*DIRECTIVE*
Look through the lines below and extract any with the word "animals".

*MATERIAL PROVIDED*
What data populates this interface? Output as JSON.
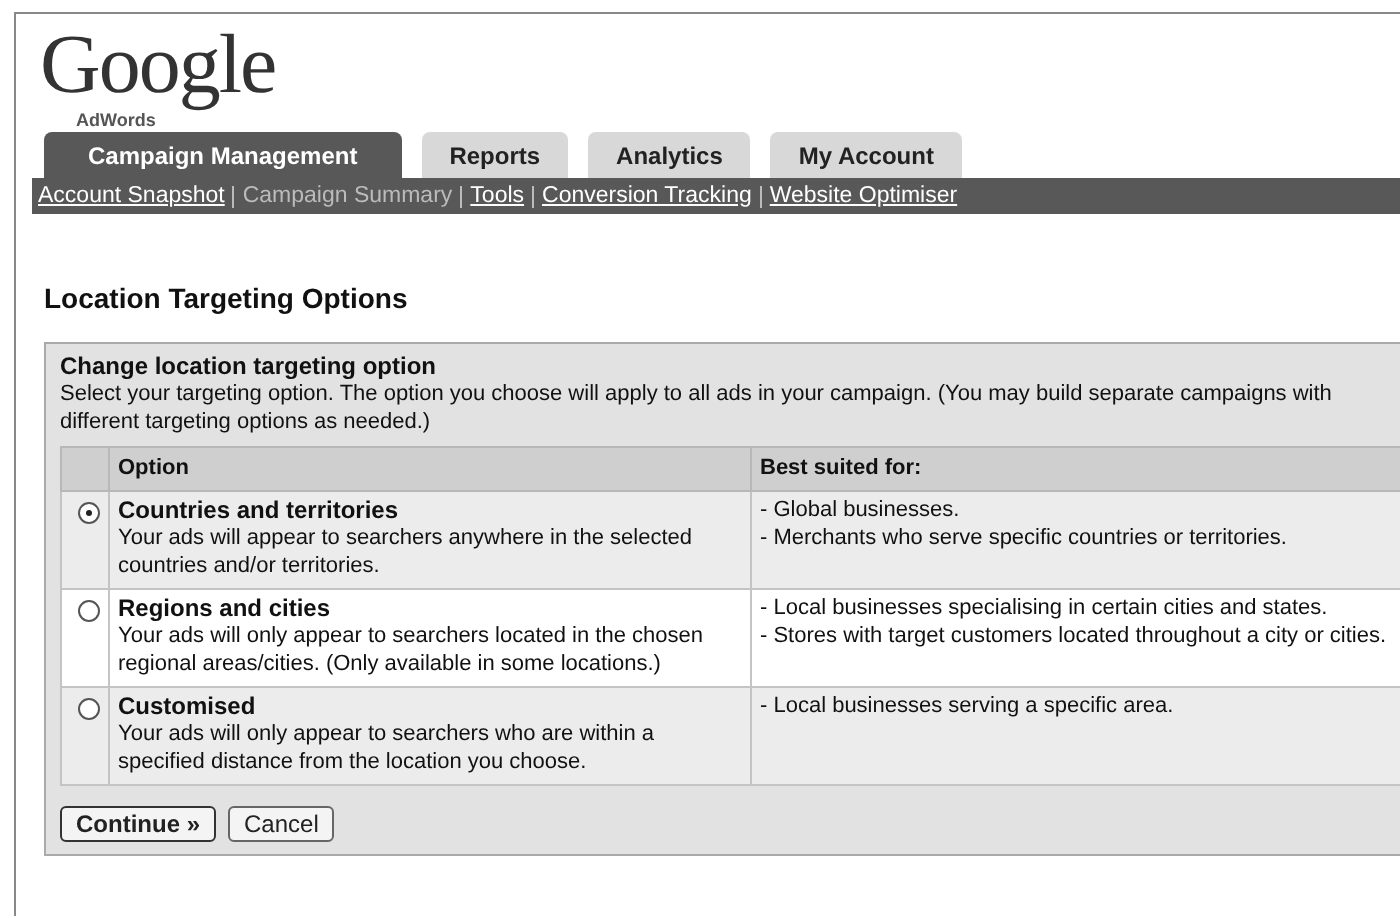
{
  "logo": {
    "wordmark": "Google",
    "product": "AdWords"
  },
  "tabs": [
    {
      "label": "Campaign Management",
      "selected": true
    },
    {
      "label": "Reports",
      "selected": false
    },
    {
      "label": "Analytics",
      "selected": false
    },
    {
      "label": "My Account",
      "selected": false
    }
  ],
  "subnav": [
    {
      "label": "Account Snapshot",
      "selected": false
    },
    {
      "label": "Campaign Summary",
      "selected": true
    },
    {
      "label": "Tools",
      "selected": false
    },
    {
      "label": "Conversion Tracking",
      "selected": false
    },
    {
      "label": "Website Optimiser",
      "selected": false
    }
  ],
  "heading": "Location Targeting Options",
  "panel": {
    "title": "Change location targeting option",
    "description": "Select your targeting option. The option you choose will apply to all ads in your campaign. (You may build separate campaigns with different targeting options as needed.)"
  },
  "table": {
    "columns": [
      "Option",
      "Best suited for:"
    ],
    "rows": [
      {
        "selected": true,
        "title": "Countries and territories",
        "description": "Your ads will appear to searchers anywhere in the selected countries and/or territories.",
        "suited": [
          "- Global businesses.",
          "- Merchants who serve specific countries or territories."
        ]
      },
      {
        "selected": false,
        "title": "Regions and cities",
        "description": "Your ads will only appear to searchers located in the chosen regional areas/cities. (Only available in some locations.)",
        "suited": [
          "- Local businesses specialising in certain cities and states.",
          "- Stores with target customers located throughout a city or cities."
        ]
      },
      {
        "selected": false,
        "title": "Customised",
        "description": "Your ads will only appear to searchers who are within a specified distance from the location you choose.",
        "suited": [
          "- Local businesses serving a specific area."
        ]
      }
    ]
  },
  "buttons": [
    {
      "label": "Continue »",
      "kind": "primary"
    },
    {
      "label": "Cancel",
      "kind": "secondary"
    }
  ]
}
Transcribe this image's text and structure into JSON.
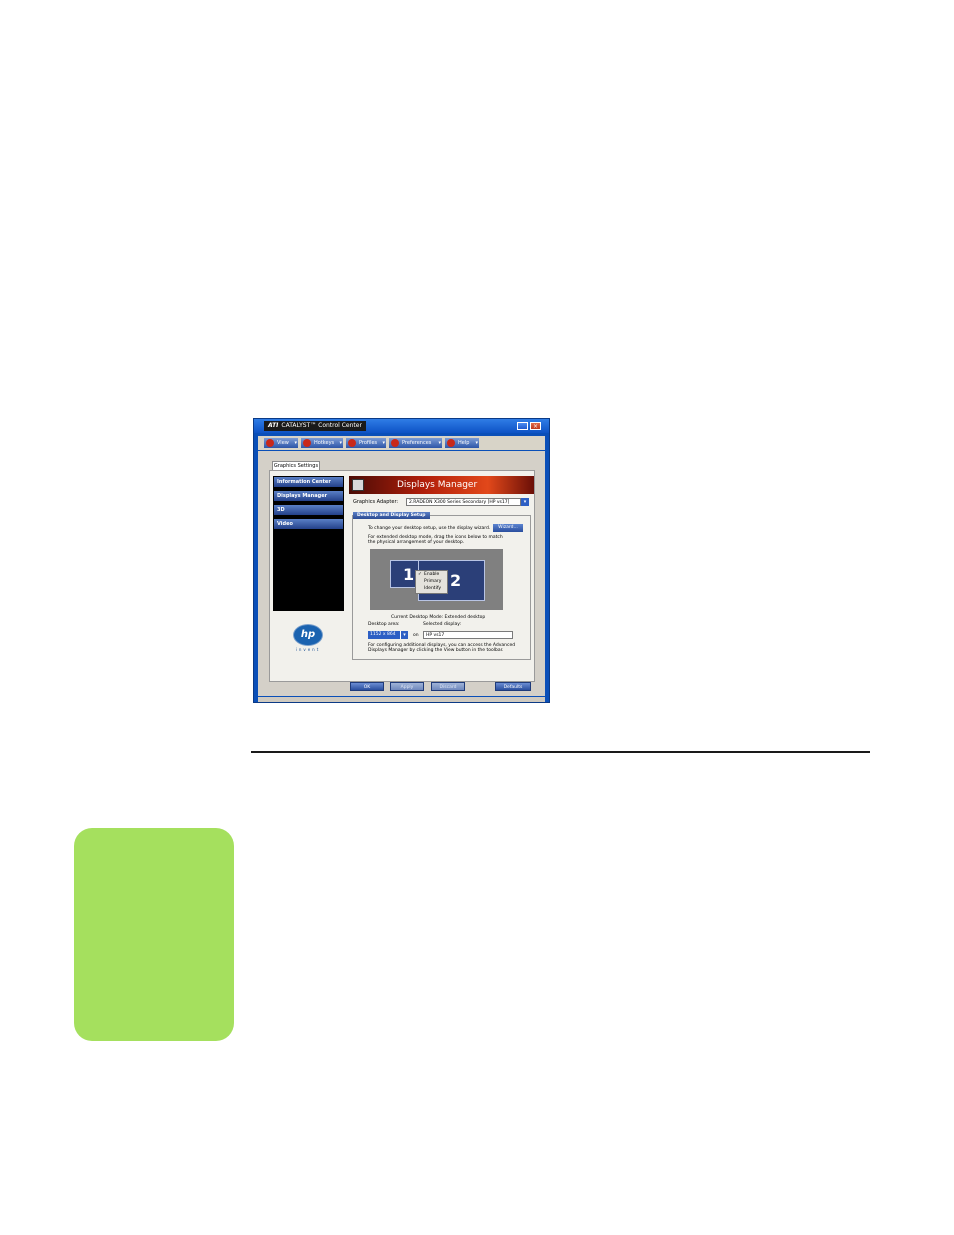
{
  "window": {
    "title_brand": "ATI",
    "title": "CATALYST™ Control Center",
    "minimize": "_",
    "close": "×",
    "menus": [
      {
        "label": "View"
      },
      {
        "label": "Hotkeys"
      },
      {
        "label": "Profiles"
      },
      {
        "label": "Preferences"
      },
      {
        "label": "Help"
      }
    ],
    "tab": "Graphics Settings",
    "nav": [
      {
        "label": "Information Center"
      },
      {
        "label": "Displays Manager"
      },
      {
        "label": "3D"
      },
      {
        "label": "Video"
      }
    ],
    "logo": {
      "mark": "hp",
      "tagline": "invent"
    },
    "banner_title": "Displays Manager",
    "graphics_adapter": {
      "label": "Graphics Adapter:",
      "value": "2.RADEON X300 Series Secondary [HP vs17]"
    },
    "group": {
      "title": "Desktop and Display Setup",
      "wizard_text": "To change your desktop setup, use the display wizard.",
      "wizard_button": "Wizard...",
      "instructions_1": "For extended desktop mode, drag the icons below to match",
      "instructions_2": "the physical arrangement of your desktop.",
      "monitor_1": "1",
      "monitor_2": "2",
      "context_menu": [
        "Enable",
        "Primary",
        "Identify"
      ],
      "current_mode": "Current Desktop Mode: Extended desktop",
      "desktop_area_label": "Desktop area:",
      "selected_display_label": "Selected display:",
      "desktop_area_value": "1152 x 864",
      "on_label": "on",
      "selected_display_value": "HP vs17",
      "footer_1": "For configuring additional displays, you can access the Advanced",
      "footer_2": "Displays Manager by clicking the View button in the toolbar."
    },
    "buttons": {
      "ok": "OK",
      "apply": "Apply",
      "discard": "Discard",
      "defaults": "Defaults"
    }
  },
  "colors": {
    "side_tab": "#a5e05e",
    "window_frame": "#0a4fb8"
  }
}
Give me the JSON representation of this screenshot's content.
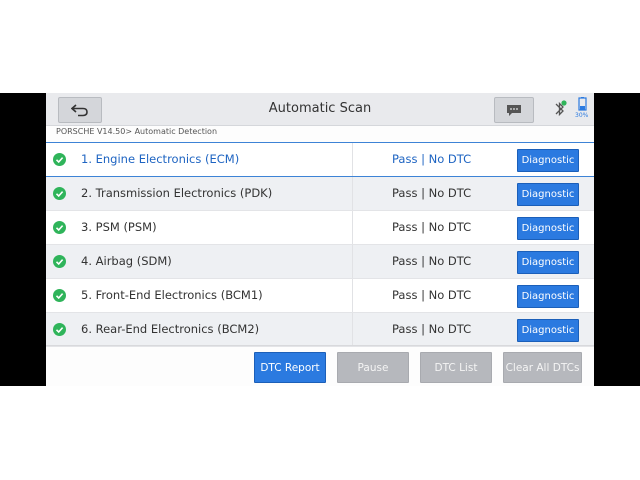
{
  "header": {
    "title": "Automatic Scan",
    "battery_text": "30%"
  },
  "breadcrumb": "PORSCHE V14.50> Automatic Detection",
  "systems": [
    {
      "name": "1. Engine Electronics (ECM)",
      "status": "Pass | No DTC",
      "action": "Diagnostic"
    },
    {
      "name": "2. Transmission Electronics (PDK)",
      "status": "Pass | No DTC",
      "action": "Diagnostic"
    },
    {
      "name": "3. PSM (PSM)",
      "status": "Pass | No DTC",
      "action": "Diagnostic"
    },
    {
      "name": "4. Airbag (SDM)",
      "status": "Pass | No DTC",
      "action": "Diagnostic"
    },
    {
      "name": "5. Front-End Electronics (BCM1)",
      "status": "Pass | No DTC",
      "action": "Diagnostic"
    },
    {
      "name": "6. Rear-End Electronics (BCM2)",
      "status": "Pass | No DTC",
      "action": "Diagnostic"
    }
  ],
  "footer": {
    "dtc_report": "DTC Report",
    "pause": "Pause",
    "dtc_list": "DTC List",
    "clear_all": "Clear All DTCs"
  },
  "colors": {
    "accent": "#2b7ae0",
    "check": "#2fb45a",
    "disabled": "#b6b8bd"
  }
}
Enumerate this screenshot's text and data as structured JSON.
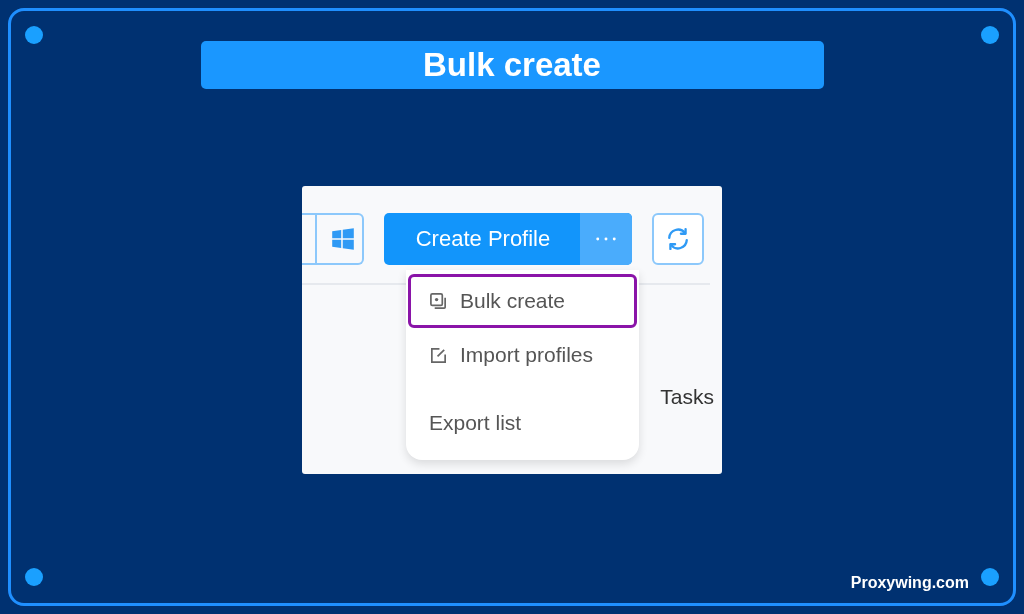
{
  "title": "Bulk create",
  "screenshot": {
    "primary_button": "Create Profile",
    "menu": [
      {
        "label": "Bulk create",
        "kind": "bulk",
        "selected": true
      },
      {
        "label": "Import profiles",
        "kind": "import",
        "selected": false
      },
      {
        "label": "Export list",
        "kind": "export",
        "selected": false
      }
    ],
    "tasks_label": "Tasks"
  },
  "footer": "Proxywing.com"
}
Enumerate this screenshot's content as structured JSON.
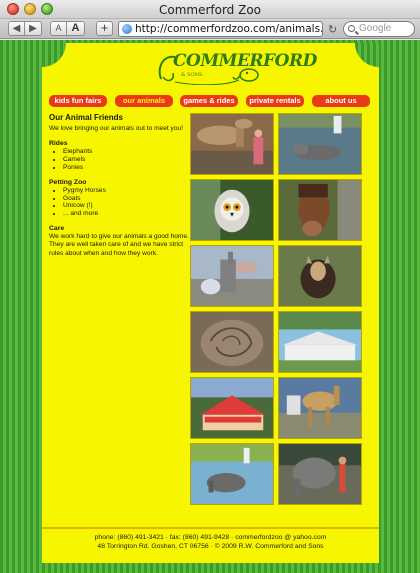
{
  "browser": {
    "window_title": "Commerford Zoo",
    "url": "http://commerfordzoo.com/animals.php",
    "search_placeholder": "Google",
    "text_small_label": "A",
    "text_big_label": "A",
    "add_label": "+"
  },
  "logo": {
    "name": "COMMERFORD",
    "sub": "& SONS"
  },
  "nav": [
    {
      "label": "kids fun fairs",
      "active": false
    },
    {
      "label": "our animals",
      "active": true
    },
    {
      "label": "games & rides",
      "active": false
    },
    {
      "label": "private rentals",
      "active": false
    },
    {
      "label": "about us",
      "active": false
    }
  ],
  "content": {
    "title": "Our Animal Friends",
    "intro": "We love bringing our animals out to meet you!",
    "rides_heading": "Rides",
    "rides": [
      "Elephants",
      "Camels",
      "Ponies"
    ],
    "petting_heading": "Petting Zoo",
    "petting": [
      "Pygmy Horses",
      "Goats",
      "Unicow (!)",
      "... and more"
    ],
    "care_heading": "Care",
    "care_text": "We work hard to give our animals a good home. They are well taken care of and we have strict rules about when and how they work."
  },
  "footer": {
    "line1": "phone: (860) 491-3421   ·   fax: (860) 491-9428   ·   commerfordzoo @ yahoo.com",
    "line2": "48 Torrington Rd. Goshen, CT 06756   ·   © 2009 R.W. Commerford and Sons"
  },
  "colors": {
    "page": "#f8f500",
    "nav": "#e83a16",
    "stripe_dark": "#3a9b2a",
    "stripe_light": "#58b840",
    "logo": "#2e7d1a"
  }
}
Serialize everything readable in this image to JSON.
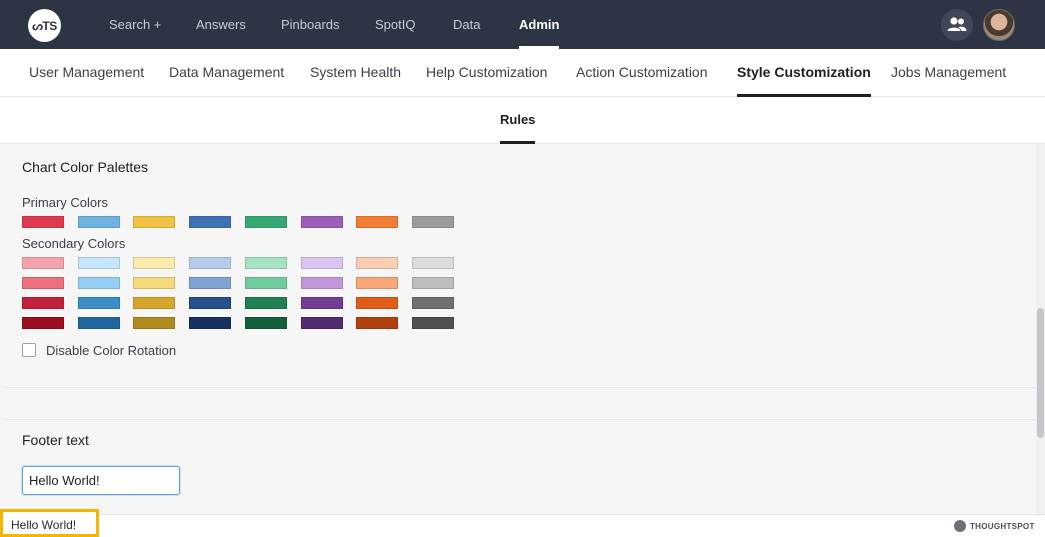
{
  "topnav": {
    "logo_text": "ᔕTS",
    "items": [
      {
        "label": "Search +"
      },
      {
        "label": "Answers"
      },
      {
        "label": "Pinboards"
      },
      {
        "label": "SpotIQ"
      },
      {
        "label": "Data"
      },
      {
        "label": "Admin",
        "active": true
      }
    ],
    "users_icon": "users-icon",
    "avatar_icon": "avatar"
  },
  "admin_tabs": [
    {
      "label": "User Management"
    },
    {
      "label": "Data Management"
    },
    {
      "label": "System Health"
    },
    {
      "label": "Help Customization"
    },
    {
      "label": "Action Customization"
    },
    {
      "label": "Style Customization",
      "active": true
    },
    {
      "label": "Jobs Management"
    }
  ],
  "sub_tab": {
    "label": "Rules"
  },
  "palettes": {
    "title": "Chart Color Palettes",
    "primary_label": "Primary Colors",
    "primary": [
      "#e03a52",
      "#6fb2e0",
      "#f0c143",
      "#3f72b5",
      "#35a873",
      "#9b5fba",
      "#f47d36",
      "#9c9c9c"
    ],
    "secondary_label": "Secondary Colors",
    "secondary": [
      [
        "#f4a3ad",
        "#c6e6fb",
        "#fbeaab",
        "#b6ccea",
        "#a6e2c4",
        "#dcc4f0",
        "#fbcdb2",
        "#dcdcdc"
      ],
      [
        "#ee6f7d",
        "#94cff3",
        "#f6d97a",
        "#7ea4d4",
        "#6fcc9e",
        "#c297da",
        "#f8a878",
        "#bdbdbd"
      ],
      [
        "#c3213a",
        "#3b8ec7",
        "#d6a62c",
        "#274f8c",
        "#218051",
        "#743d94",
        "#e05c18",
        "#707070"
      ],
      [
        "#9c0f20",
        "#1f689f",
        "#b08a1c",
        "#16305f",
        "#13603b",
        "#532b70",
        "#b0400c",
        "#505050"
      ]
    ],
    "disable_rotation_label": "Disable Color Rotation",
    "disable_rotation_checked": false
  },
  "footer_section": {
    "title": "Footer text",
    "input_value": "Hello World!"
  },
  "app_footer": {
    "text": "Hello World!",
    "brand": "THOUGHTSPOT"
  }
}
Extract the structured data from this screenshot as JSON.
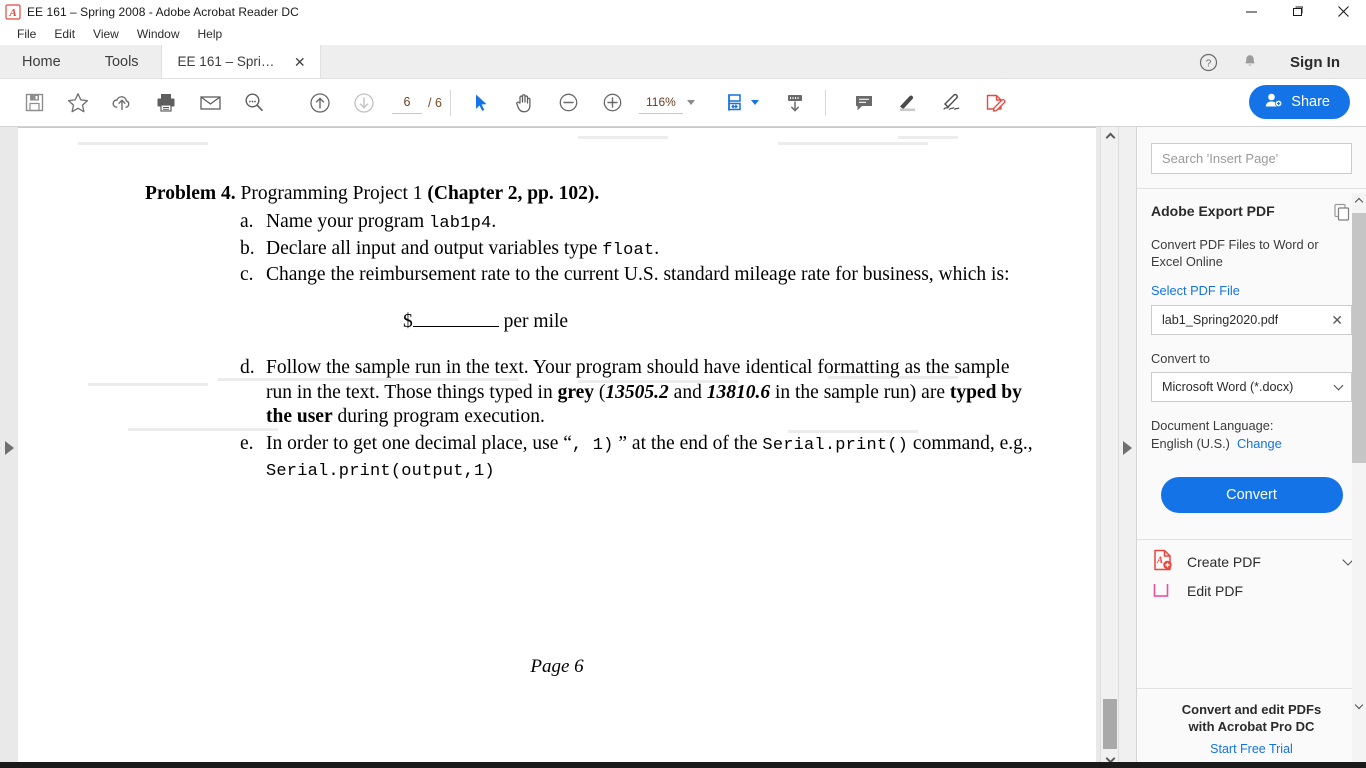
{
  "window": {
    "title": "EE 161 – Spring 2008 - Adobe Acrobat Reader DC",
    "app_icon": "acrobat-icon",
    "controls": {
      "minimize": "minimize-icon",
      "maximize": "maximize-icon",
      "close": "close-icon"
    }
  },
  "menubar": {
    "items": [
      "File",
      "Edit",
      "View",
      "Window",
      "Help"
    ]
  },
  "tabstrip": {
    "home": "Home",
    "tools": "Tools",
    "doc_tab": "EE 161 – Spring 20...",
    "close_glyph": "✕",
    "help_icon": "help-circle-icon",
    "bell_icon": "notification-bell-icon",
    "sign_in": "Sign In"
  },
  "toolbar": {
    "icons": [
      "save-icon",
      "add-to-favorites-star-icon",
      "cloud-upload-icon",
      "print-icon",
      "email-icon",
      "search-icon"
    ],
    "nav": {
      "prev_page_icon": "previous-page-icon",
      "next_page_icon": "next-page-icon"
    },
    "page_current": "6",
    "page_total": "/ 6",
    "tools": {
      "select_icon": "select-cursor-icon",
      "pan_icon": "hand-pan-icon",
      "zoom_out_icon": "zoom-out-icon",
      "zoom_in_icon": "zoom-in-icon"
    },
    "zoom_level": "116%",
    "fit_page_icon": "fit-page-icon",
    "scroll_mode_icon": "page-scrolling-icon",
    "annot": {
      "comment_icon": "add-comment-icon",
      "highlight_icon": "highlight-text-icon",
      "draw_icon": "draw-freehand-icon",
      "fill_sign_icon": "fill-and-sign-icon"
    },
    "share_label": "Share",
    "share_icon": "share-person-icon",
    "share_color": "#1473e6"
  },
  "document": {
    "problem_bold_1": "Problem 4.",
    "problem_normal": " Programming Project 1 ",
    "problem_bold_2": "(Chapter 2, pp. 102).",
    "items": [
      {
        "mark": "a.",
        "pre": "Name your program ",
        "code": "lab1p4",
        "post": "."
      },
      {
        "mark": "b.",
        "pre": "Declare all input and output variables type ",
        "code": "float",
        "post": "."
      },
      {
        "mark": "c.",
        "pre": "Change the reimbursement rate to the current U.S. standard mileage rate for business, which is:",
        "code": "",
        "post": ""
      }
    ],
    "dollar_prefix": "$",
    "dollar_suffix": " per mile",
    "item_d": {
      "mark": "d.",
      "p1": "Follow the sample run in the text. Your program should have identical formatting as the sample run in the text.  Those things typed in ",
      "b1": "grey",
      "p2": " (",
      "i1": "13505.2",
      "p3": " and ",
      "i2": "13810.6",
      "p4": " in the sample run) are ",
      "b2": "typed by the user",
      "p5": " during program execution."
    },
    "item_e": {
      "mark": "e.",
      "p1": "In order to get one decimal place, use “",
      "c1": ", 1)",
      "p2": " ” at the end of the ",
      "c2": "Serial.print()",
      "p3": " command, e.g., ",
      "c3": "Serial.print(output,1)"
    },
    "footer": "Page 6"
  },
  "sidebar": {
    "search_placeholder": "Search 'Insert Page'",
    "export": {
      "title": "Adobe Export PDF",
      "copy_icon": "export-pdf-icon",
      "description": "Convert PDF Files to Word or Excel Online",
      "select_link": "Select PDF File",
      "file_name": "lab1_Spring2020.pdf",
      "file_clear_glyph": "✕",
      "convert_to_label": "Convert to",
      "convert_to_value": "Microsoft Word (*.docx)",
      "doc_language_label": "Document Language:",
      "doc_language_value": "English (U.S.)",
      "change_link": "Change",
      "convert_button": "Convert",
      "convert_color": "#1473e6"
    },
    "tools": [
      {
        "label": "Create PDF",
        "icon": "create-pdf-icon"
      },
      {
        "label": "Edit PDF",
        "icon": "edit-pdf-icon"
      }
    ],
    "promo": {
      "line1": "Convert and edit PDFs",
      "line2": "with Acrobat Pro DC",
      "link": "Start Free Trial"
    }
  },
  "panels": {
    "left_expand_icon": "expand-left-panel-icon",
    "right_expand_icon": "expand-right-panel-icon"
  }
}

*SOLUTION TO THE EXERCISE*
    "url": "http://commerfordzoo.com/animals.php",
      "label": "our animals",
    "intro": "We love bringing our animals out to meet you!",
    "care_text": "We work hard to give our animals a good home. They are well taken care of and we have strict rules about when and how they work."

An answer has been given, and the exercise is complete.